** START OF Task inputs **
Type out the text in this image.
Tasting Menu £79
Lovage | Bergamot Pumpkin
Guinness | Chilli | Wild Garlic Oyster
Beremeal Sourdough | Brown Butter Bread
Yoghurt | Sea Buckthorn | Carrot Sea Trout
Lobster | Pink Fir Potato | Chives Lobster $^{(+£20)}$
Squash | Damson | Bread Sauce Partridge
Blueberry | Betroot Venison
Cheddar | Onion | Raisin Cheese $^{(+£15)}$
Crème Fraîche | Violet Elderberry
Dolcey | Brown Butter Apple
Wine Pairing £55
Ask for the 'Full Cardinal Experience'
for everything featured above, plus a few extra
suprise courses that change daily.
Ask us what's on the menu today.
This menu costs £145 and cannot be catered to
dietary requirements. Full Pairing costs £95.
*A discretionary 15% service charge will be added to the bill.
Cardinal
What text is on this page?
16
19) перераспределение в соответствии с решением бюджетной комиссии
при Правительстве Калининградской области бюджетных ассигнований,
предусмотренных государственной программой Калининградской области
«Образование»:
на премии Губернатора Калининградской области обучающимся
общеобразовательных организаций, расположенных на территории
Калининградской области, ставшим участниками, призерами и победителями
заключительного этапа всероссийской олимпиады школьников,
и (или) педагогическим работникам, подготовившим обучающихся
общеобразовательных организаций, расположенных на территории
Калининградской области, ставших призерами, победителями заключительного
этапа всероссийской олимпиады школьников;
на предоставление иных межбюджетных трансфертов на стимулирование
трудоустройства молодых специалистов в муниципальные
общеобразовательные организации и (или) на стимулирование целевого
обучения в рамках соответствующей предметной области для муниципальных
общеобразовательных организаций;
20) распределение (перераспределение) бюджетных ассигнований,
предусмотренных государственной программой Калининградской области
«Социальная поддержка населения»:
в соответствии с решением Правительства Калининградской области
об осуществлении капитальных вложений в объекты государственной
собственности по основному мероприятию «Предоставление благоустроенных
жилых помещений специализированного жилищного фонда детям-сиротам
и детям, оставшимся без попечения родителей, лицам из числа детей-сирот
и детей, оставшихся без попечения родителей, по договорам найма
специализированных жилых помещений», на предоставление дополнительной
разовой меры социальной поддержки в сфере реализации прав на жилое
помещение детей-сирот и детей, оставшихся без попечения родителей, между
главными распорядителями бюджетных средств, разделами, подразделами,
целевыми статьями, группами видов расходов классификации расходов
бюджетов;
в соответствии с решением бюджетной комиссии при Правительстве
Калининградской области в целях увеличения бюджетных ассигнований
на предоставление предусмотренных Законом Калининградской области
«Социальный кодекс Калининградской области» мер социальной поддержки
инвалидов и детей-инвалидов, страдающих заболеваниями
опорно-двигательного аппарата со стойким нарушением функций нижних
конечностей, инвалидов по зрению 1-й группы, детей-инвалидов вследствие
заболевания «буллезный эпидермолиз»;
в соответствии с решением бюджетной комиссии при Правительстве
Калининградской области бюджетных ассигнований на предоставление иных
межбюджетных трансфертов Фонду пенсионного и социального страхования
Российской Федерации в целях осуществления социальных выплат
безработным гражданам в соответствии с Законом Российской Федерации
** END OF Task inputs **
Problem details –
Show every line in the entries where the string "победителями" occurs.

Correct output –
Калининградской области, ставшим участниками, призерами и победителями
Калининградской области, ставших призерами, победителями заключительного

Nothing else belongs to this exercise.